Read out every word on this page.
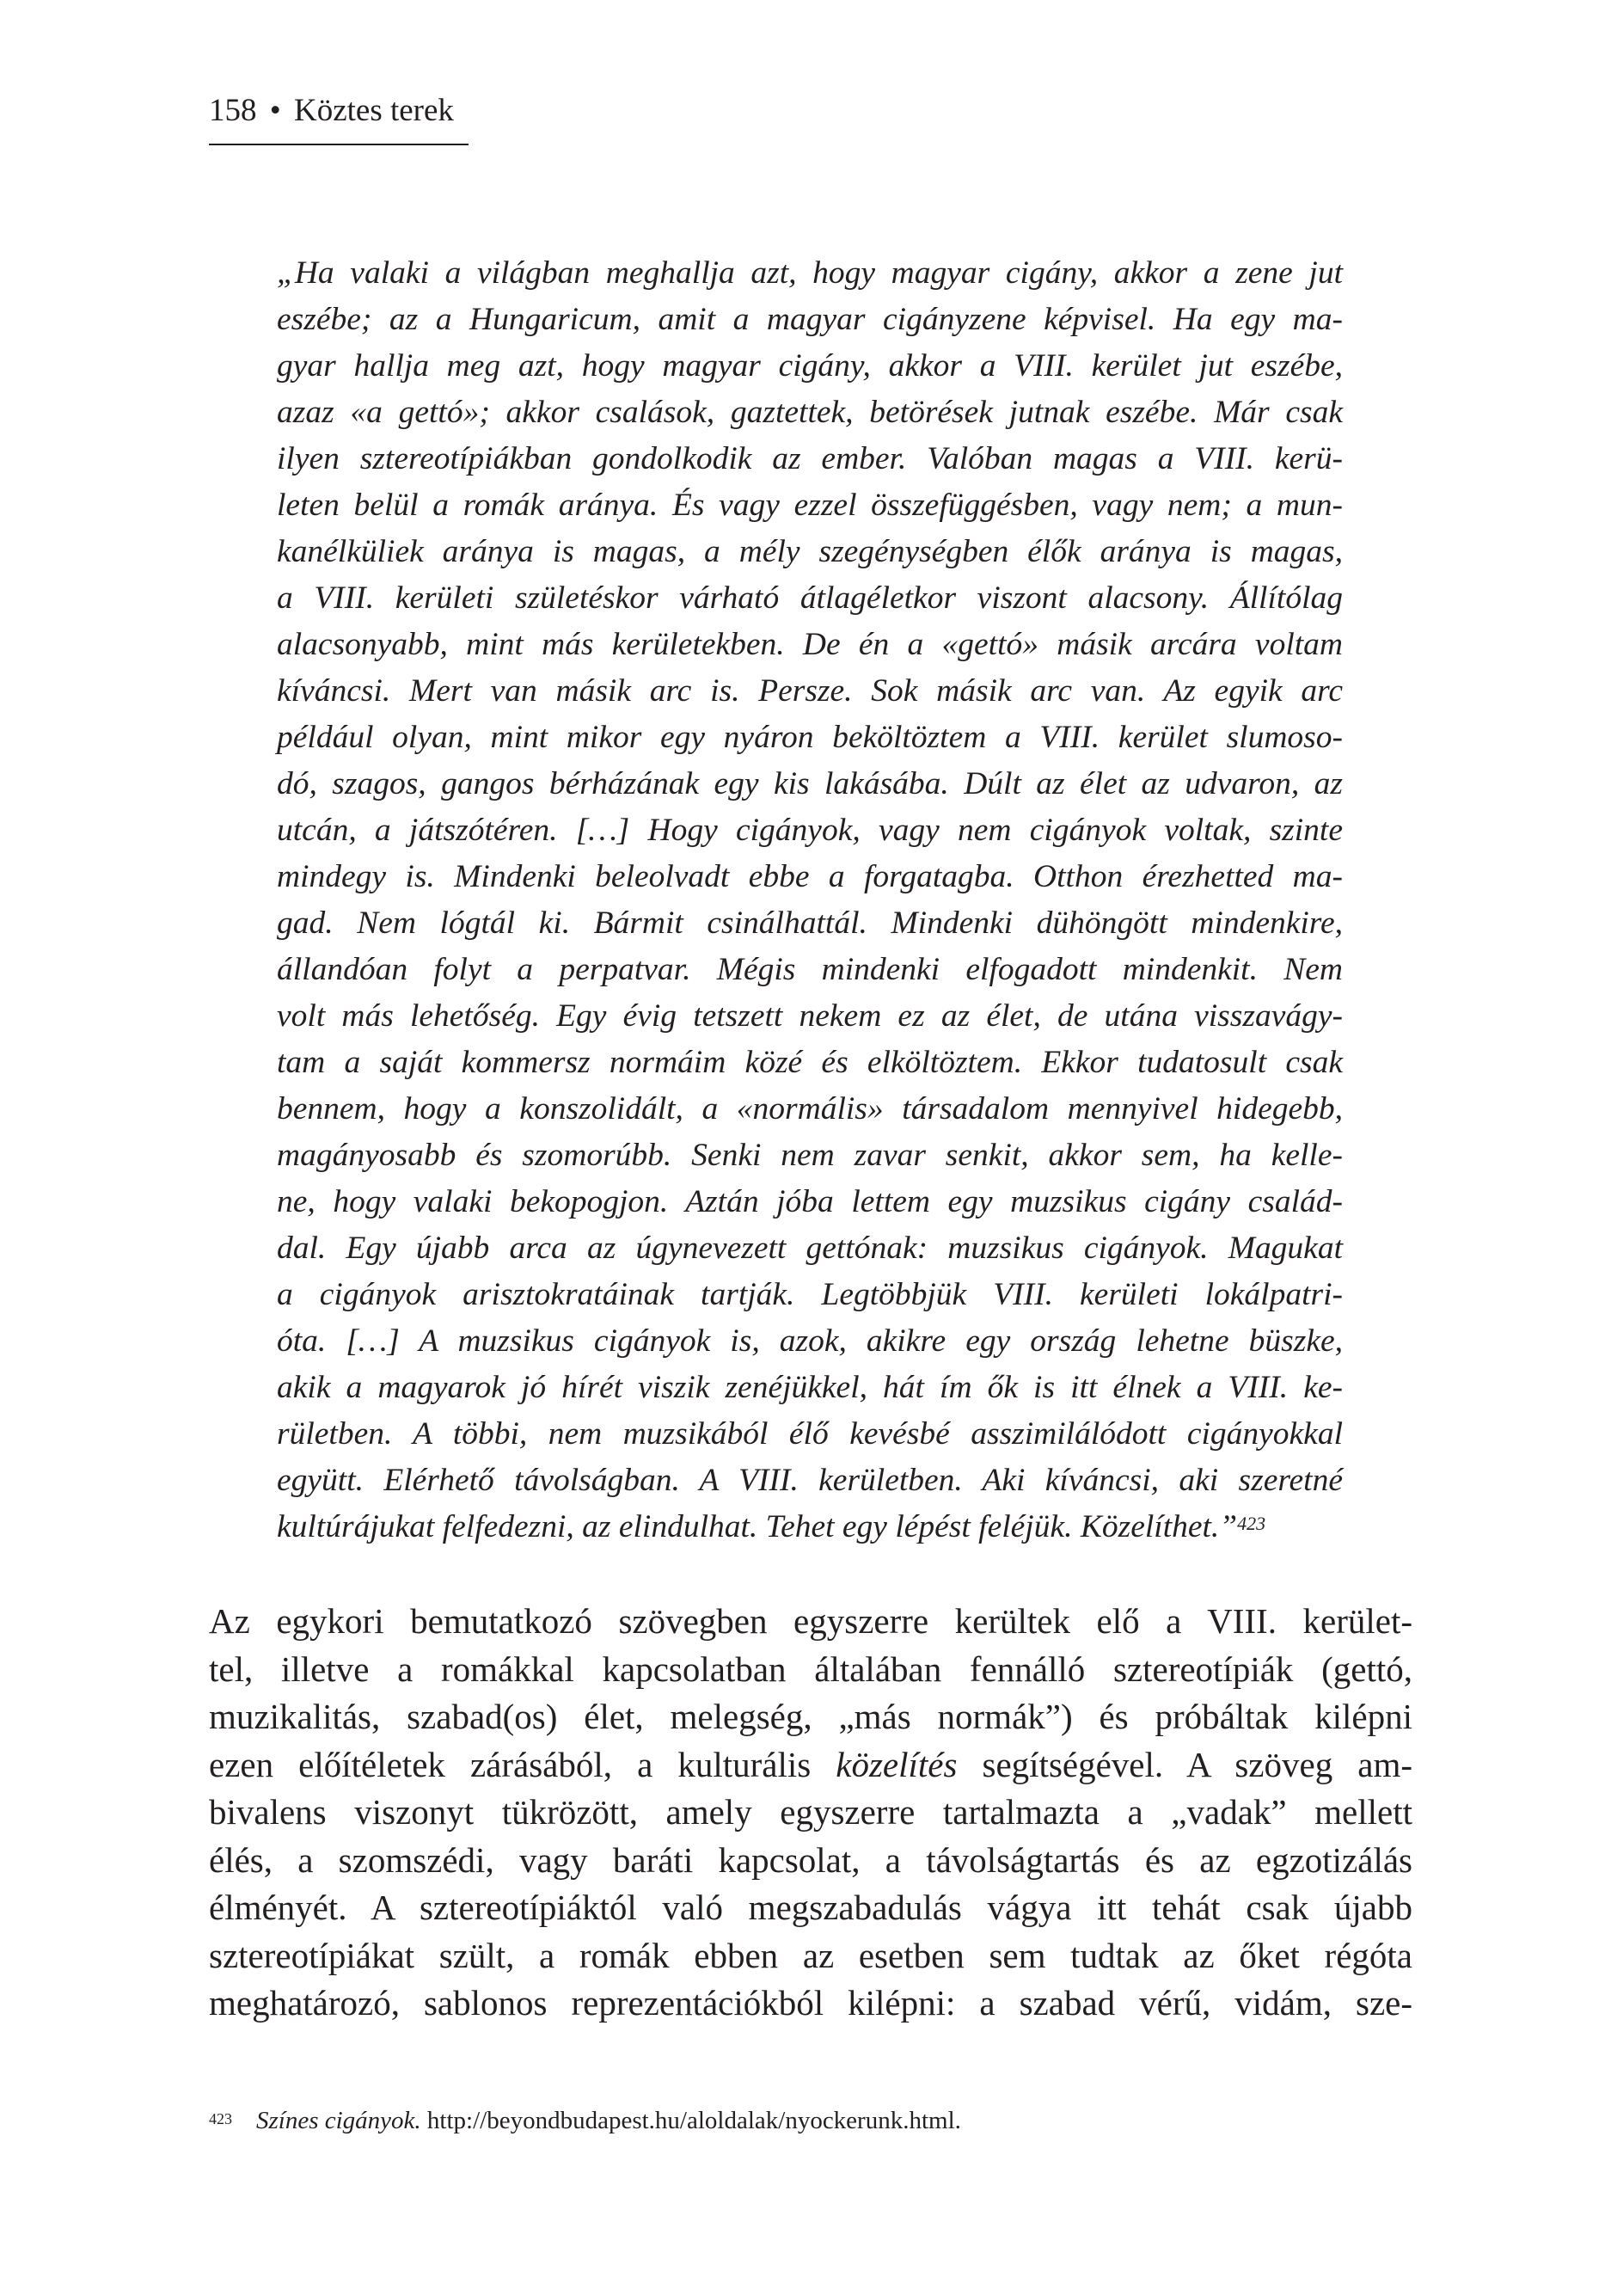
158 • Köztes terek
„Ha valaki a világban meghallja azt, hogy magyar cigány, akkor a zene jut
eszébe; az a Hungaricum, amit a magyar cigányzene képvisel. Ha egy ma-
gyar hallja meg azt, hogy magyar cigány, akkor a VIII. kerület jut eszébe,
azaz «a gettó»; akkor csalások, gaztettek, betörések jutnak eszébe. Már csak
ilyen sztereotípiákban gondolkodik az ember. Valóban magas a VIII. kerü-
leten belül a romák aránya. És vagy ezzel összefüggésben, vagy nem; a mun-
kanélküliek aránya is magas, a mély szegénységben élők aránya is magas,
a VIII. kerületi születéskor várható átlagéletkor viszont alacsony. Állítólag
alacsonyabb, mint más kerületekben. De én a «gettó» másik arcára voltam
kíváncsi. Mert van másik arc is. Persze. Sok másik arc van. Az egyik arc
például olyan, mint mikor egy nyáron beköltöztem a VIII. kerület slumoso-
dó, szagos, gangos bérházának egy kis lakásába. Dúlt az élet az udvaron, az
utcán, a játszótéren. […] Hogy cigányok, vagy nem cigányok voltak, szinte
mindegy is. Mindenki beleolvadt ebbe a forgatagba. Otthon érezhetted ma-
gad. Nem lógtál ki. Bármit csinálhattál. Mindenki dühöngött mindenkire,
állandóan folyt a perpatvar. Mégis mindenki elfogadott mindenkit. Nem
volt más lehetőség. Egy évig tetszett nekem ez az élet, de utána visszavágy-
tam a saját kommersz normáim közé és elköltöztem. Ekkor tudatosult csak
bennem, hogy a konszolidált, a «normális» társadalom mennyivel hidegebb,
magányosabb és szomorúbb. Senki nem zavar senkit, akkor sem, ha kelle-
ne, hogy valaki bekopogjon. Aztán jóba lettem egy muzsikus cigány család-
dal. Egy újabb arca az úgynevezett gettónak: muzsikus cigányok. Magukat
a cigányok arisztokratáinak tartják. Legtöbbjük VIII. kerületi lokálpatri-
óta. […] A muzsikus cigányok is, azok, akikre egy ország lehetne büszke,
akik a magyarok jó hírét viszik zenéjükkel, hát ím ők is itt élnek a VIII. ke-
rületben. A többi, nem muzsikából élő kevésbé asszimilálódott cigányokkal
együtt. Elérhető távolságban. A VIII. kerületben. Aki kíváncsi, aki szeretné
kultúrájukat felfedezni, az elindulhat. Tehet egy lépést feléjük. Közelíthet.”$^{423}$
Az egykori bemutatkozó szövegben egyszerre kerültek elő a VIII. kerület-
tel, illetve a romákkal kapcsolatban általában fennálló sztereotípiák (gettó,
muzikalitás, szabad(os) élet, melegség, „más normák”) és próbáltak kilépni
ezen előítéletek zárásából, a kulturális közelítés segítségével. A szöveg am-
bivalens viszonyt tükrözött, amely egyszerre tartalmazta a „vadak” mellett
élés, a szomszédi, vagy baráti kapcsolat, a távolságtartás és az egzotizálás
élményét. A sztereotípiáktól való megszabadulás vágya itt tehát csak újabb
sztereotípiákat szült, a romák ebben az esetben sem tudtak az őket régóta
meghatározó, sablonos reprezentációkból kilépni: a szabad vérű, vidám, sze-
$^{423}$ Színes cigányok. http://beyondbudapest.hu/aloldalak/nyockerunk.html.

**GIVEN REQUEST:** Lines that hold "muzsikus" are the ones to copy; find all of them.

**RESPONSE:**
ne, hogy valaki bekopogjon. Aztán jóba lettem egy muzsikus cigány család-
dal. Egy újabb arca az úgynevezett gettónak: muzsikus cigányok. Magukat
óta. […] A muzsikus cigányok is, azok, akikre egy ország lehetne büszke,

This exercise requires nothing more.